Set problem: Would you transcribe the listing that follows, character for character, and omit its images?

Supplied information:
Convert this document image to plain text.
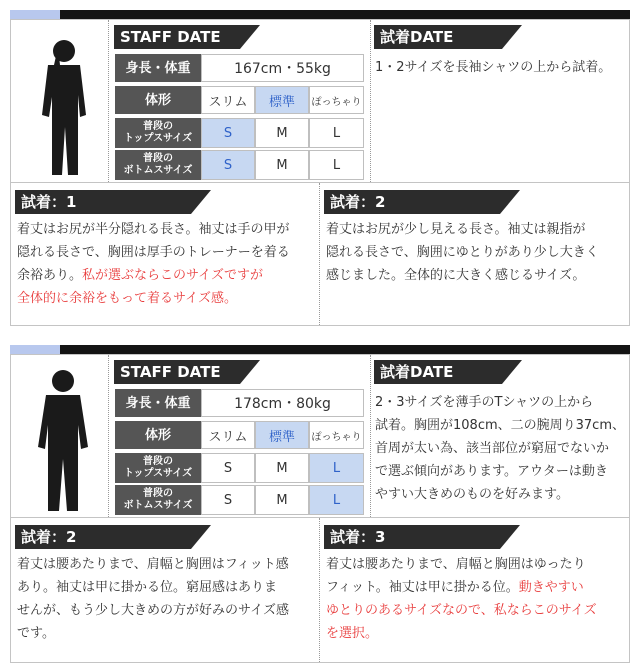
STAFF DATE	試着DATE
身長・体重	167cm・55kg
体形	スリム	標準	ぽっちゃり
普段の
トップスサイズ	S	M	L
普段の
ボトムスサイズ	S	M	L
1・2サイズを長袖シャツの上から試着。
試着：1
着丈はお尻が半分隠れる長さ。袖丈は手の甲が
隠れる長さで、胸囲は厚手のトレーナーを着る
余裕あり。私が選ぶならこのサイズですが
全体的に余裕をもって着るサイズ感。
試着：2
着丈はお尻が少し見える長さ。袖丈は親指が
隠れる長さで、胸囲にゆとりがあり少し大きく
感じました。全体的に大きく感じるサイズ。
STAFF DATE	試着DATE
身長・体重	178cm・80kg
体形	スリム	標準	ぽっちゃり
普段の
トップスサイズ	S	M	L
普段の
ボトムスサイズ	S	M	L
2・3サイズを薄手のTシャツの上から
試着。胸囲が108cm、二の腕周り37cm、
首周が太い為、該当部位が窮屈でないか
で選ぶ傾向があります。アウターは動き
やすい大きめのものを好みます。
試着：2
着丈は腰あたりまで、肩幅と胸囲はフィット感
あり。袖丈は甲に掛かる位。窮屈感はありま
せんが、もう少し大きめの方が好みのサイズ感
です。
試着：3
着丈は腰あたりまで、肩幅と胸囲はゆったり
フィット。袖丈は甲に掛かる位。動きやすい
ゆとりのあるサイズなので、私ならこのサイズ
を選択。
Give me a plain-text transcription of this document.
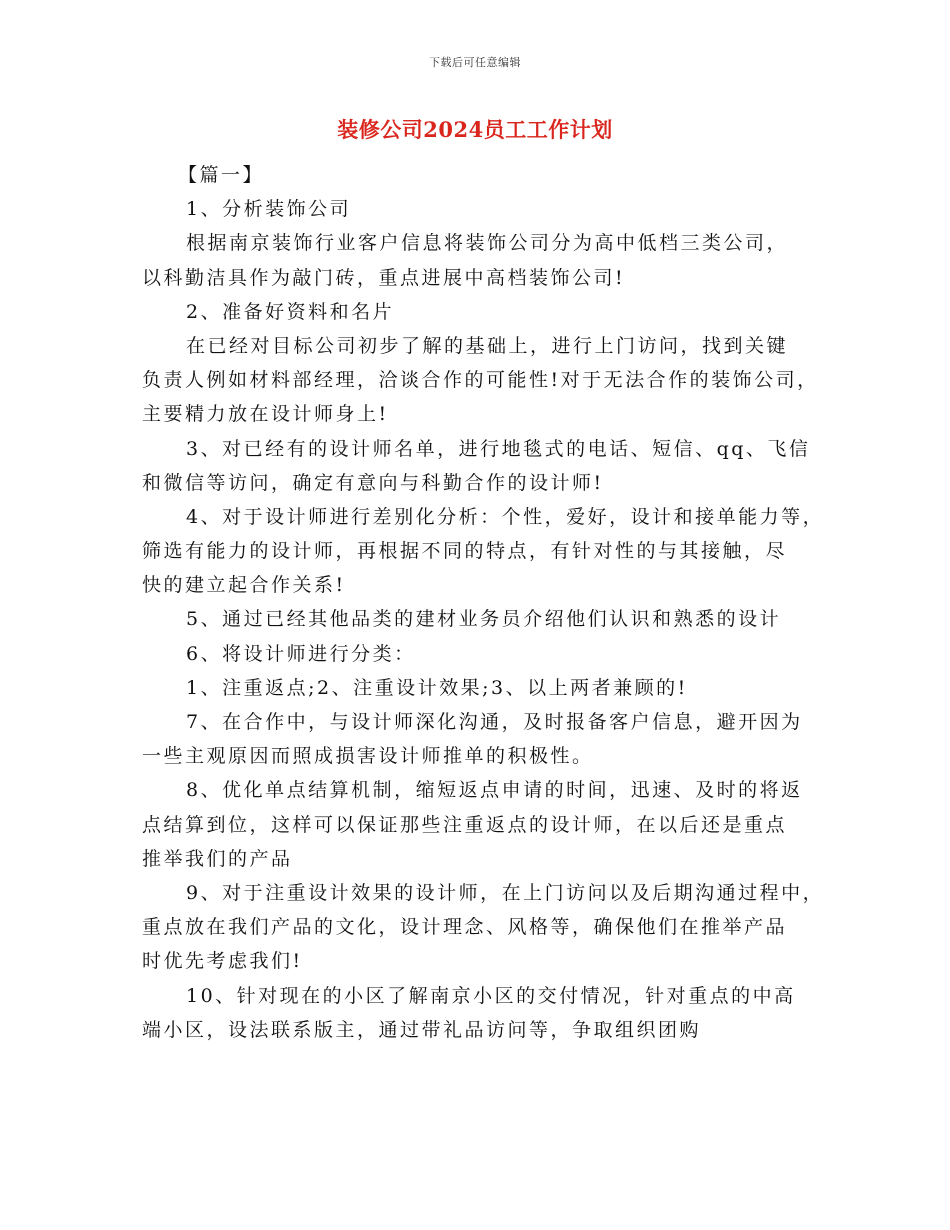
下载后可任意编辑
装修公司2024员工工作计划
【篇一】
1、分析装饰公司
根据南京装饰行业客户信息将装饰公司分为高中低档三类公司，
以科勤洁具作为敲门砖，重点进展中高档装饰公司!
2、准备好资料和名片
在已经对目标公司初步了解的基础上，进行上门访问，找到关键
负责人例如材料部经理，洽谈合作的可能性!对于无法合作的装饰公司，
主要精力放在设计师身上!
3、对已经有的设计师名单，进行地毯式的电话、短信、qq、飞信
和微信等访问，确定有意向与科勤合作的设计师!
4、对于设计师进行差别化分析：个性，爱好，设计和接单能力等，
筛选有能力的设计师，再根据不同的特点，有针对性的与其接触，尽
快的建立起合作关系!
5、通过已经其他品类的建材业务员介绍他们认识和熟悉的设计
6、将设计师进行分类：
1、注重返点;2、注重设计效果;3、以上两者兼顾的!
7、在合作中，与设计师深化沟通，及时报备客户信息，避开因为
一些主观原因而照成损害设计师推单的积极性。
8、优化单点结算机制，缩短返点申请的时间，迅速、及时的将返
点结算到位，这样可以保证那些注重返点的设计师，在以后还是重点
推举我们的产品
9、对于注重设计效果的设计师，在上门访问以及后期沟通过程中，
重点放在我们产品的文化，设计理念、风格等，确保他们在推举产品
时优先考虑我们!
10、针对现在的小区了解南京小区的交付情况，针对重点的中高
端小区，设法联系版主，通过带礼品访问等，争取组织团购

Response to this exercise:
Convert this document image to plain text.
STAFF DATE	試着DATE
身長・体重	167cm・55kg
体形	スリム	標準	ぽっちゃり
普段の
トップスサイズ	S	M	L
普段の
ボトムスサイズ	S	M	L
1・2サイズを長袖シャツの上から試着。
試着：1
着丈はお尻が半分隠れる長さ。袖丈は手の甲が
隠れる長さで、胸囲は厚手のトレーナーを着る
余裕あり。私が選ぶならこのサイズですが
全体的に余裕をもって着るサイズ感。
試着：2
着丈はお尻が少し見える長さ。袖丈は親指が
隠れる長さで、胸囲にゆとりがあり少し大きく
感じました。全体的に大きく感じるサイズ。
STAFF DATE	試着DATE
身長・体重	178cm・80kg
体形	スリム	標準	ぽっちゃり
普段の
トップスサイズ	S	M	L
普段の
ボトムスサイズ	S	M	L
2・3サイズを薄手のTシャツの上から
試着。胸囲が108cm、二の腕周り37cm、
首周が太い為、該当部位が窮屈でないか
で選ぶ傾向があります。アウターは動き
やすい大きめのものを好みます。
試着：2
着丈は腰あたりまで、肩幅と胸囲はフィット感
あり。袖丈は甲に掛かる位。窮屈感はありま
せんが、もう少し大きめの方が好みのサイズ感
です。
試着：3
着丈は腰あたりまで、肩幅と胸囲はゆったり
フィット。袖丈は甲に掛かる位。動きやすい
ゆとりのあるサイズなので、私ならこのサイズ
を選択。
Give me a plain-text transcription of this document.
下载后可任意编辑
装修公司2024员工工作计划
【篇一】
1、分析装饰公司
根据南京装饰行业客户信息将装饰公司分为高中低档三类公司，
以科勤洁具作为敲门砖，重点进展中高档装饰公司!
2、准备好资料和名片
在已经对目标公司初步了解的基础上，进行上门访问，找到关键
负责人例如材料部经理，洽谈合作的可能性!对于无法合作的装饰公司，
主要精力放在设计师身上!
3、对已经有的设计师名单，进行地毯式的电话、短信、qq、飞信
和微信等访问，确定有意向与科勤合作的设计师!
4、对于设计师进行差别化分析：个性，爱好，设计和接单能力等，
筛选有能力的设计师，再根据不同的特点，有针对性的与其接触，尽
快的建立起合作关系!
5、通过已经其他品类的建材业务员介绍他们认识和熟悉的设计
6、将设计师进行分类：
1、注重返点;2、注重设计效果;3、以上两者兼顾的!
7、在合作中，与设计师深化沟通，及时报备客户信息，避开因为
一些主观原因而照成损害设计师推单的积极性。
8、优化单点结算机制，缩短返点申请的时间，迅速、及时的将返
点结算到位，这样可以保证那些注重返点的设计师，在以后还是重点
推举我们的产品
9、对于注重设计效果的设计师，在上门访问以及后期沟通过程中，
重点放在我们产品的文化，设计理念、风格等，确保他们在推举产品
时优先考虑我们!
10、针对现在的小区了解南京小区的交付情况，针对重点的中高
端小区，设法联系版主，通过带礼品访问等，争取组织团购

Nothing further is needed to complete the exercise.